EXERCISE » Write out each line that follows exactly as it stands, without the pictures.

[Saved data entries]
━━━━━━

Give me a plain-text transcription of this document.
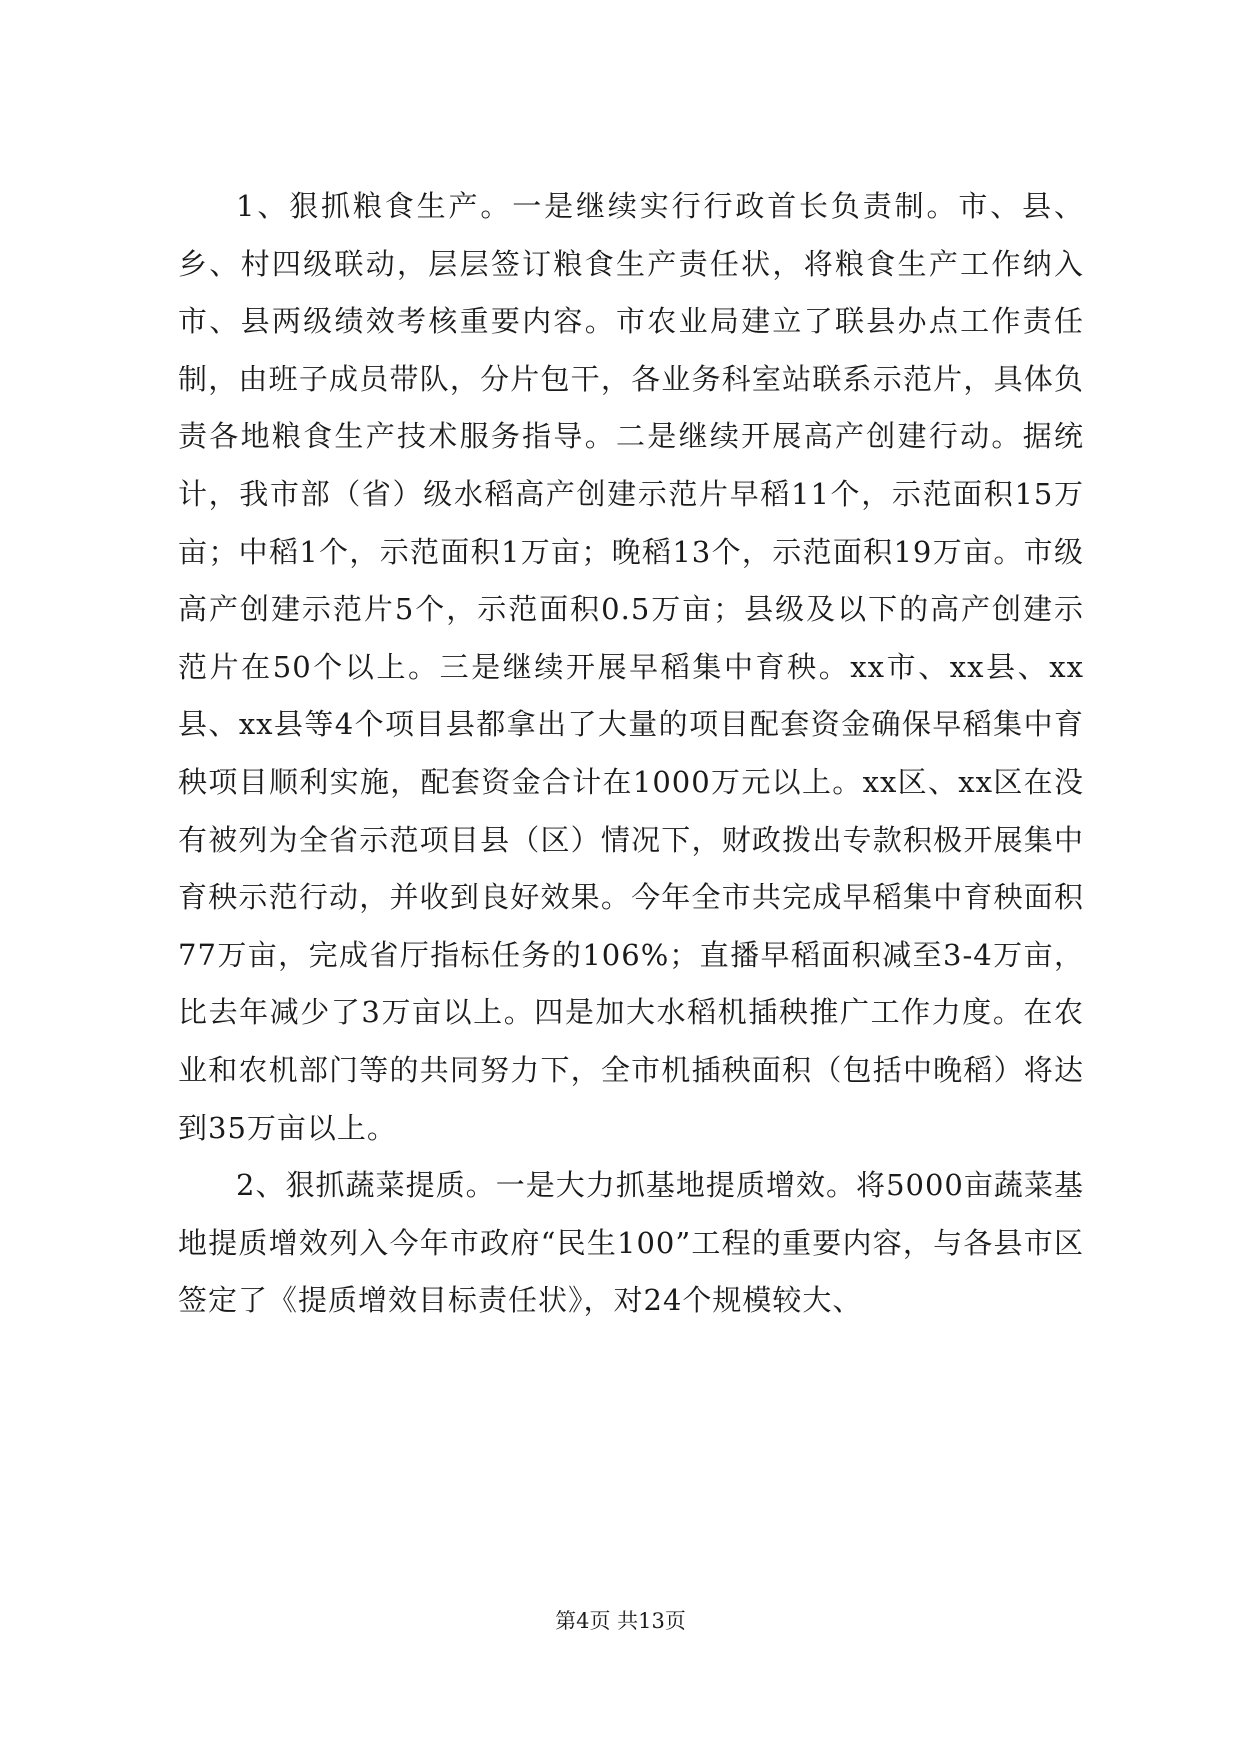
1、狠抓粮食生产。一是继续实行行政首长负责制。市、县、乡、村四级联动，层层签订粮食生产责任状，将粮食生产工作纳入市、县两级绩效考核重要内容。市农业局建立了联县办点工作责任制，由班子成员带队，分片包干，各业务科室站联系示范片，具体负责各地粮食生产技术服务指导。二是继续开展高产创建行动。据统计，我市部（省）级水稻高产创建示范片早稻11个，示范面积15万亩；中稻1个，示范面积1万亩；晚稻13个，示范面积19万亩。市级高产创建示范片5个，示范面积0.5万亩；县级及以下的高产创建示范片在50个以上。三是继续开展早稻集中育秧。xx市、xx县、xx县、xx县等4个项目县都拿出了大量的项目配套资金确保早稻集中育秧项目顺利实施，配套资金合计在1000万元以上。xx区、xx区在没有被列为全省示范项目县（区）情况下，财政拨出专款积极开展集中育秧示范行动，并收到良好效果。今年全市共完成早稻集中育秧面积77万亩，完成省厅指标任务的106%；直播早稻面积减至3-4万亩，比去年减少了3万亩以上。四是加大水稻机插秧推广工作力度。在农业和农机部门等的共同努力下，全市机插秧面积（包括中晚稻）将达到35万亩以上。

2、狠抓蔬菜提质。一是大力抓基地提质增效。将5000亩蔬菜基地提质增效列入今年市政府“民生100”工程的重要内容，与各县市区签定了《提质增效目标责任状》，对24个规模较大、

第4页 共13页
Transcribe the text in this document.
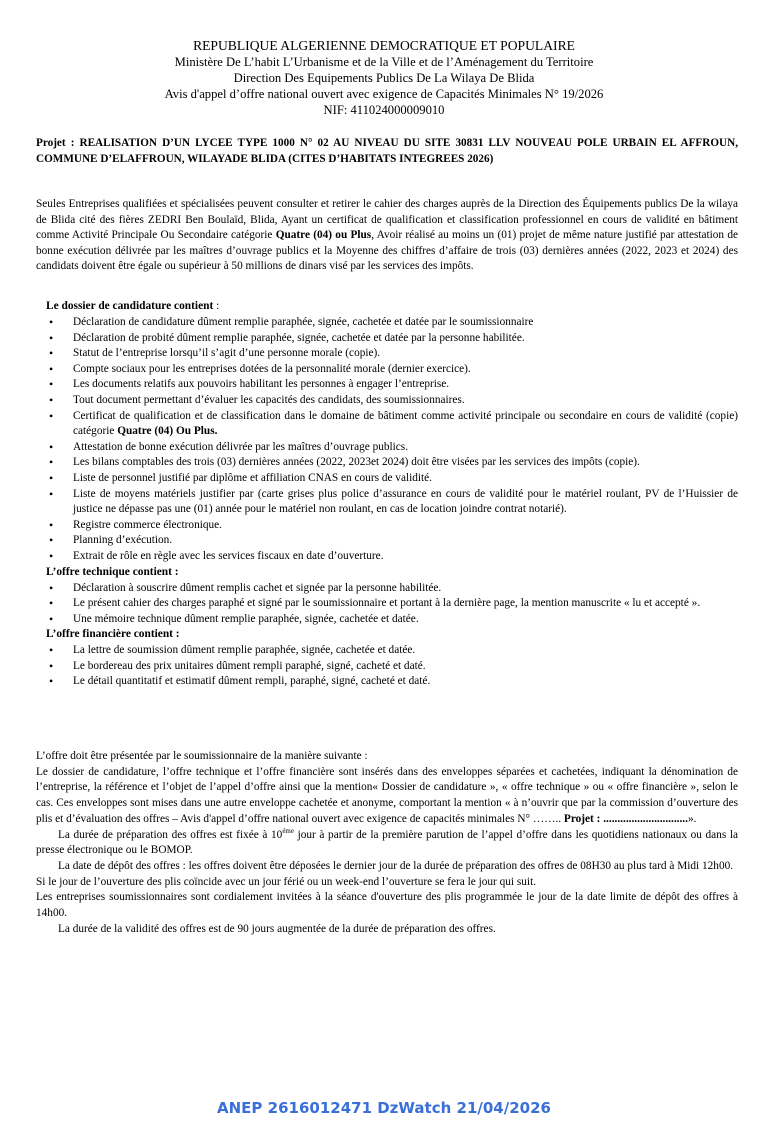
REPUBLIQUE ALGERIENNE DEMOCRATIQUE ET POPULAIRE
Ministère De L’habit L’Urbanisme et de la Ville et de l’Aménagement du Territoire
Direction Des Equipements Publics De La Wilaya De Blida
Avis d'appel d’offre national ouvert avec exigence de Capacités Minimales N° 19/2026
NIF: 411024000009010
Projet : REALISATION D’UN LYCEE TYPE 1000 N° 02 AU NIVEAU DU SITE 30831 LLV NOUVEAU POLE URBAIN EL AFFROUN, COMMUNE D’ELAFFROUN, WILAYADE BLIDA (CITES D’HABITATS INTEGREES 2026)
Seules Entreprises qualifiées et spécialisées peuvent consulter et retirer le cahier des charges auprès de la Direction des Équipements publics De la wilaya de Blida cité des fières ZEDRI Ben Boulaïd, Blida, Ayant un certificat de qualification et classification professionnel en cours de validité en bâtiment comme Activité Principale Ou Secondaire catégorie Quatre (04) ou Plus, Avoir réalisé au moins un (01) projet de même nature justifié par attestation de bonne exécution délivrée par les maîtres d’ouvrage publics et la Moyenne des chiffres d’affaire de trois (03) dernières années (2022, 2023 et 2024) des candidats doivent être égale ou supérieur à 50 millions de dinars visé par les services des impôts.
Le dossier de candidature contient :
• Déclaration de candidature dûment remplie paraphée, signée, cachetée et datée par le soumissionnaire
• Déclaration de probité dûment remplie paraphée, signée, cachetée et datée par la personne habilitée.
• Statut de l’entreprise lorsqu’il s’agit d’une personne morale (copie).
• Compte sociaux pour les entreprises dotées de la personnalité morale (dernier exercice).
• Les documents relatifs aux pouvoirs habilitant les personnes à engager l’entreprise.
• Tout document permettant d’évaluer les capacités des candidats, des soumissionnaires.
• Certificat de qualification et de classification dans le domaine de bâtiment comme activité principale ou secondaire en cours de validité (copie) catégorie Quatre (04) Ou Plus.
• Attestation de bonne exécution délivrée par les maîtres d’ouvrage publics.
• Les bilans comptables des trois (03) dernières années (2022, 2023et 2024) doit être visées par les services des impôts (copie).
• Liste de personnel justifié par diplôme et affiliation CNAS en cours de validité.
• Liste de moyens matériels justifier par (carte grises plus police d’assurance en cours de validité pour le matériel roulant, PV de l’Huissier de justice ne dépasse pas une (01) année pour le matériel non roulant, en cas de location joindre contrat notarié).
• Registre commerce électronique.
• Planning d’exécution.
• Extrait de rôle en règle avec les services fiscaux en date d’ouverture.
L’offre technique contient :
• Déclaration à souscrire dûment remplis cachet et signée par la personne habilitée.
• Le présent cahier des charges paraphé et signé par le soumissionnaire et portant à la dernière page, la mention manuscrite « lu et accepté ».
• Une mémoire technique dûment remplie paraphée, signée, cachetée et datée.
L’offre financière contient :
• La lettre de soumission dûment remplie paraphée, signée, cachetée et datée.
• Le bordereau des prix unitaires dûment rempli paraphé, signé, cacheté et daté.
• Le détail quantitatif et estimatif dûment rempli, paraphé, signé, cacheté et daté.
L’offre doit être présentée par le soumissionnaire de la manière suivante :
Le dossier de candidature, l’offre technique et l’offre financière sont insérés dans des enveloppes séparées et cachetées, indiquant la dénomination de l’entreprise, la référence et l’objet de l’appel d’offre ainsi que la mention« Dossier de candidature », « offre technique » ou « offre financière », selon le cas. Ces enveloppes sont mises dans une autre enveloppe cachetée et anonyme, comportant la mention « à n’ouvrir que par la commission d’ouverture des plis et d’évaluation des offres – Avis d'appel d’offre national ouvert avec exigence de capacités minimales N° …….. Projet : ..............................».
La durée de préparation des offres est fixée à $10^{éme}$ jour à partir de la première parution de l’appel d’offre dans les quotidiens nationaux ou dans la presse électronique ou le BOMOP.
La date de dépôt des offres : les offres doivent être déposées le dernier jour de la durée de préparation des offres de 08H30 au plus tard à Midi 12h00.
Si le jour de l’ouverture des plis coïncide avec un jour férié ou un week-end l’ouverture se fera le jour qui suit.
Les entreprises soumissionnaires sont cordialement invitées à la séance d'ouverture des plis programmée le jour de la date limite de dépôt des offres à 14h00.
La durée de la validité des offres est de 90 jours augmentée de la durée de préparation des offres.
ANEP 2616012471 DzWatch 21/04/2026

━━━━━━

THE OUTPUT »
Give me a plain-text transcription of this document.
1、狠抓粮食生产。一是继续实行行政首长负责制。市、县、乡、村四级联动，层层签订粮食生产责任状，将粮食生产工作纳入市、县两级绩效考核重要内容。市农业局建立了联县办点工作责任制，由班子成员带队，分片包干，各业务科室站联系示范片，具体负责各地粮食生产技术服务指导。二是继续开展高产创建行动。据统计，我市部（省）级水稻高产创建示范片早稻11个，示范面积15万亩；中稻1个，示范面积1万亩；晚稻13个，示范面积19万亩。市级高产创建示范片5个，示范面积0.5万亩；县级及以下的高产创建示范片在50个以上。三是继续开展早稻集中育秧。xx市、xx县、xx县、xx县等4个项目县都拿出了大量的项目配套资金确保早稻集中育秧项目顺利实施，配套资金合计在1000万元以上。xx区、xx区在没有被列为全省示范项目县（区）情况下，财政拨出专款积极开展集中育秧示范行动，并收到良好效果。今年全市共完成早稻集中育秧面积77万亩，完成省厅指标任务的106%；直播早稻面积减至3-4万亩，比去年减少了3万亩以上。四是加大水稻机插秧推广工作力度。在农业和农机部门等的共同努力下，全市机插秧面积（包括中晚稻）将达到35万亩以上。

2、狠抓蔬菜提质。一是大力抓基地提质增效。将5000亩蔬菜基地提质增效列入今年市政府“民生100”工程的重要内容，与各县市区签定了《提质增效目标责任状》，对24个规模较大、

第4页 共13页
Transcribe the text in this document.
REPUBLIQUE ALGERIENNE DEMOCRATIQUE ET POPULAIRE
Ministère De L’habit L’Urbanisme et de la Ville et de l’Aménagement du Territoire
Direction Des Equipements Publics De La Wilaya De Blida
Avis d'appel d’offre national ouvert avec exigence de Capacités Minimales N° 19/2026
NIF: 411024000009010
Projet : REALISATION D’UN LYCEE TYPE 1000 N° 02 AU NIVEAU DU SITE 30831 LLV NOUVEAU POLE URBAIN EL AFFROUN, COMMUNE D’ELAFFROUN, WILAYADE BLIDA (CITES D’HABITATS INTEGREES 2026)
Seules Entreprises qualifiées et spécialisées peuvent consulter et retirer le cahier des charges auprès de la Direction des Équipements publics De la wilaya de Blida cité des fières ZEDRI Ben Boulaïd, Blida, Ayant un certificat de qualification et classification professionnel en cours de validité en bâtiment comme Activité Principale Ou Secondaire catégorie Quatre (04) ou Plus, Avoir réalisé au moins un (01) projet de même nature justifié par attestation de bonne exécution délivrée par les maîtres d’ouvrage publics et la Moyenne des chiffres d’affaire de trois (03) dernières années (2022, 2023 et 2024) des candidats doivent être égale ou supérieur à 50 millions de dinars visé par les services des impôts.
Le dossier de candidature contient :
• Déclaration de candidature dûment remplie paraphée, signée, cachetée et datée par le soumissionnaire
• Déclaration de probité dûment remplie paraphée, signée, cachetée et datée par la personne habilitée.
• Statut de l’entreprise lorsqu’il s’agit d’une personne morale (copie).
• Compte sociaux pour les entreprises dotées de la personnalité morale (dernier exercice).
• Les documents relatifs aux pouvoirs habilitant les personnes à engager l’entreprise.
• Tout document permettant d’évaluer les capacités des candidats, des soumissionnaires.
• Certificat de qualification et de classification dans le domaine de bâtiment comme activité principale ou secondaire en cours de validité (copie) catégorie Quatre (04) Ou Plus.
• Attestation de bonne exécution délivrée par les maîtres d’ouvrage publics.
• Les bilans comptables des trois (03) dernières années (2022, 2023et 2024) doit être visées par les services des impôts (copie).
• Liste de personnel justifié par diplôme et affiliation CNAS en cours de validité.
• Liste de moyens matériels justifier par (carte grises plus police d’assurance en cours de validité pour le matériel roulant, PV de l’Huissier de justice ne dépasse pas une (01) année pour le matériel non roulant, en cas de location joindre contrat notarié).
• Registre commerce électronique.
• Planning d’exécution.
• Extrait de rôle en règle avec les services fiscaux en date d’ouverture.
L’offre technique contient :
• Déclaration à souscrire dûment remplis cachet et signée par la personne habilitée.
• Le présent cahier des charges paraphé et signé par le soumissionnaire et portant à la dernière page, la mention manuscrite « lu et accepté ».
• Une mémoire technique dûment remplie paraphée, signée, cachetée et datée.
L’offre financière contient :
• La lettre de soumission dûment remplie paraphée, signée, cachetée et datée.
• Le bordereau des prix unitaires dûment rempli paraphé, signé, cacheté et daté.
• Le détail quantitatif et estimatif dûment rempli, paraphé, signé, cacheté et daté.
L’offre doit être présentée par le soumissionnaire de la manière suivante :
Le dossier de candidature, l’offre technique et l’offre financière sont insérés dans des enveloppes séparées et cachetées, indiquant la dénomination de l’entreprise, la référence et l’objet de l’appel d’offre ainsi que la mention« Dossier de candidature », « offre technique » ou « offre financière », selon le cas. Ces enveloppes sont mises dans une autre enveloppe cachetée et anonyme, comportant la mention « à n’ouvrir que par la commission d’ouverture des plis et d’évaluation des offres – Avis d'appel d’offre national ouvert avec exigence de capacités minimales N° …….. Projet : ..............................».
La durée de préparation des offres est fixée à $10^{éme}$ jour à partir de la première parution de l’appel d’offre dans les quotidiens nationaux ou dans la presse électronique ou le BOMOP.
La date de dépôt des offres : les offres doivent être déposées le dernier jour de la durée de préparation des offres de 08H30 au plus tard à Midi 12h00.
Si le jour de l’ouverture des plis coïncide avec un jour férié ou un week-end l’ouverture se fera le jour qui suit.
Les entreprises soumissionnaires sont cordialement invitées à la séance d'ouverture des plis programmée le jour de la date limite de dépôt des offres à 14h00.
La durée de la validité des offres est de 90 jours augmentée de la durée de préparation des offres.
ANEP 2616012471 DzWatch 21/04/2026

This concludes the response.